◆ WHAT THE TASK ASKS
Keep only the lines where "خرقہ" appears.

◆ RECORDS PROVIDED
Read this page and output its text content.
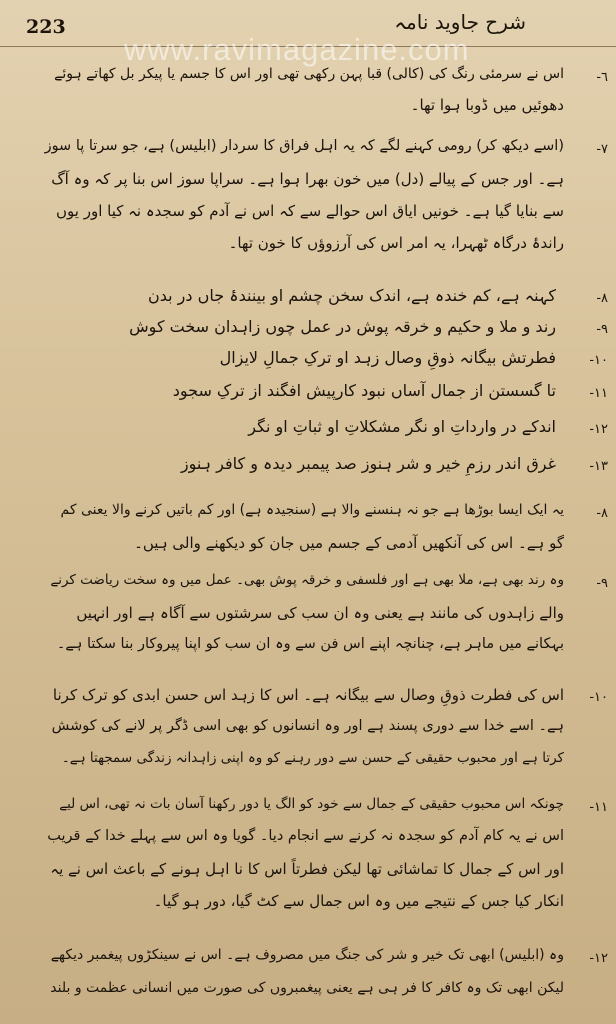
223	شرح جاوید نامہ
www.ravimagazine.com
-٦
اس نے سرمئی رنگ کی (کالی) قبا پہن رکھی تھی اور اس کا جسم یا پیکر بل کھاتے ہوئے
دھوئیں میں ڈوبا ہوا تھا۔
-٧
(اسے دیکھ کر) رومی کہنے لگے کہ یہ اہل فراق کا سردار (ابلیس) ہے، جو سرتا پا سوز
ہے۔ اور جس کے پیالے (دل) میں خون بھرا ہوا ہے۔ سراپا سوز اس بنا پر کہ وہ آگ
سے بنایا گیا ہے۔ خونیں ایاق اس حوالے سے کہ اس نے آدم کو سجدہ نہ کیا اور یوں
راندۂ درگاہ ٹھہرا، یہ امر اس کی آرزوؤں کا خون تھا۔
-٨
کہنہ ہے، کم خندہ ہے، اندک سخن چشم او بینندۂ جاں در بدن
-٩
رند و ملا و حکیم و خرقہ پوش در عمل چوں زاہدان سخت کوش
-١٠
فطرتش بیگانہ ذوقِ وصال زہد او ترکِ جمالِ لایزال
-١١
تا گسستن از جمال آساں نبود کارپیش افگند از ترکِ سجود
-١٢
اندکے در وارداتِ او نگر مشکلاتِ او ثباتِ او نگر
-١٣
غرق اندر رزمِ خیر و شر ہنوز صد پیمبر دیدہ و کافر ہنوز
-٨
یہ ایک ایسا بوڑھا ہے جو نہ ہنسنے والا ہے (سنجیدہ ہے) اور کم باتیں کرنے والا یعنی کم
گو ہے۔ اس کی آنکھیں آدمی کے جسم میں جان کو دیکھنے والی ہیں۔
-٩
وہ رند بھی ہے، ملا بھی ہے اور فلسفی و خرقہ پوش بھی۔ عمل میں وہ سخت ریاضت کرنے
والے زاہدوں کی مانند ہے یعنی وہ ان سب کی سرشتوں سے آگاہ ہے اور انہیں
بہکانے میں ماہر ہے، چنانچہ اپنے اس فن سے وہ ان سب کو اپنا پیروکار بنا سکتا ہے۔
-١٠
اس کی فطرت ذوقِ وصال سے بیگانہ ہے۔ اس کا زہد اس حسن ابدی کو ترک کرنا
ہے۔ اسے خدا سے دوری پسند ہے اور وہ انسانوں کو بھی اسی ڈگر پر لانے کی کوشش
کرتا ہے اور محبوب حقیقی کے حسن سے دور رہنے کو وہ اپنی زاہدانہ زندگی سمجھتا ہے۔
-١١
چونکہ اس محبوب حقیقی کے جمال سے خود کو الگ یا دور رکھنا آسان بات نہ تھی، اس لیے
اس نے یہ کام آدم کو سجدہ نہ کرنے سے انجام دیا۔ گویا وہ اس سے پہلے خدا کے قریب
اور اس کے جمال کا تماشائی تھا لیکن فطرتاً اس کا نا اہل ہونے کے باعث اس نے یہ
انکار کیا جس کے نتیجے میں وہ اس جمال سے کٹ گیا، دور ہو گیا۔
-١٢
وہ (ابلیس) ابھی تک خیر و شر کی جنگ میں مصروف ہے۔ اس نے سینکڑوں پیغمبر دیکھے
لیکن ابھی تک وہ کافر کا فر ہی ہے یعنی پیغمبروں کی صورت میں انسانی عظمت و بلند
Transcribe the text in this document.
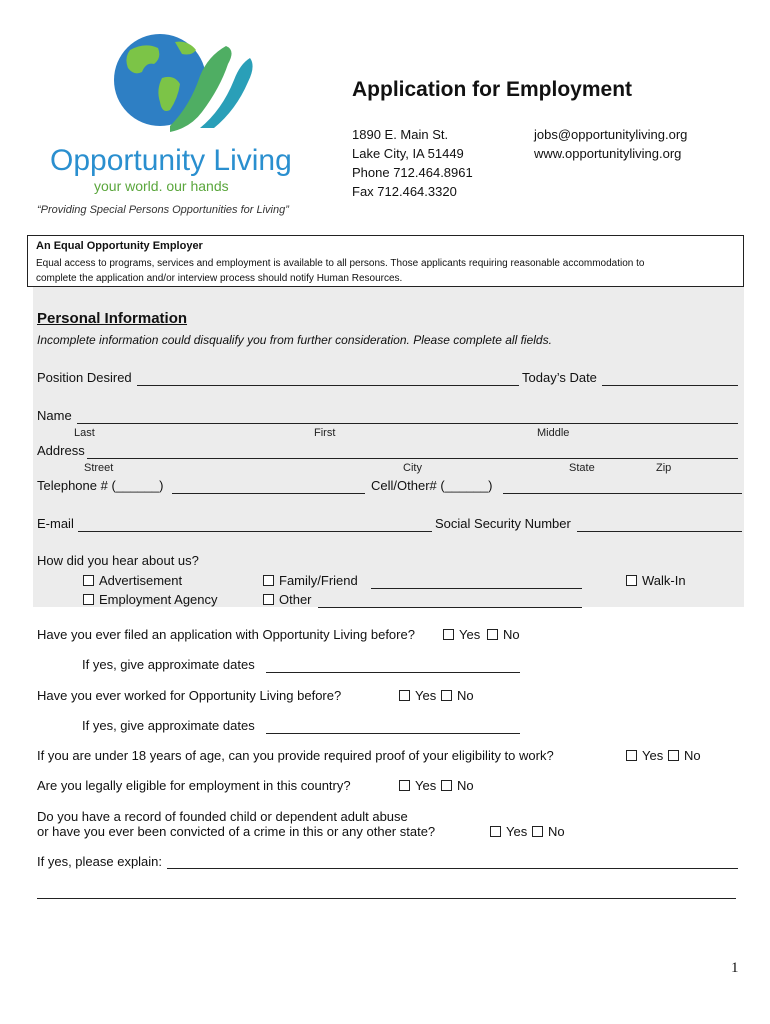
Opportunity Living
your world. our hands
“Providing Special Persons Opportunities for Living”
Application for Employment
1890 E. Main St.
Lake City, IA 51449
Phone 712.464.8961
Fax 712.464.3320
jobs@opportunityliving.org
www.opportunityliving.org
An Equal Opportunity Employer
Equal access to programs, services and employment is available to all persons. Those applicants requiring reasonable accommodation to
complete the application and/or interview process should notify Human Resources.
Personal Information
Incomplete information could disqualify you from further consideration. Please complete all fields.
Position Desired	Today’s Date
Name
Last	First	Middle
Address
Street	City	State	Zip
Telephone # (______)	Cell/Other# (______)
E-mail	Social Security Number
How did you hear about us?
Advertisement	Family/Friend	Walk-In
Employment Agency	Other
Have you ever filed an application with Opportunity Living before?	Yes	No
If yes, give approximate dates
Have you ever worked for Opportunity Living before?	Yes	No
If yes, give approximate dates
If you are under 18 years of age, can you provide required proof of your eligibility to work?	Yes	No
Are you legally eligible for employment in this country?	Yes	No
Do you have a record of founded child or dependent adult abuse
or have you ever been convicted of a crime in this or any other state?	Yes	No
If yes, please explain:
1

◆ ANSWER FOR THIS EXERCISE
رند و ملا و حکیم و خرقہ پوش در عمل چوں زاہدان سخت کوش
وہ رند بھی ہے، ملا بھی ہے اور فلسفی و خرقہ پوش بھی۔ عمل میں وہ سخت ریاضت کرنے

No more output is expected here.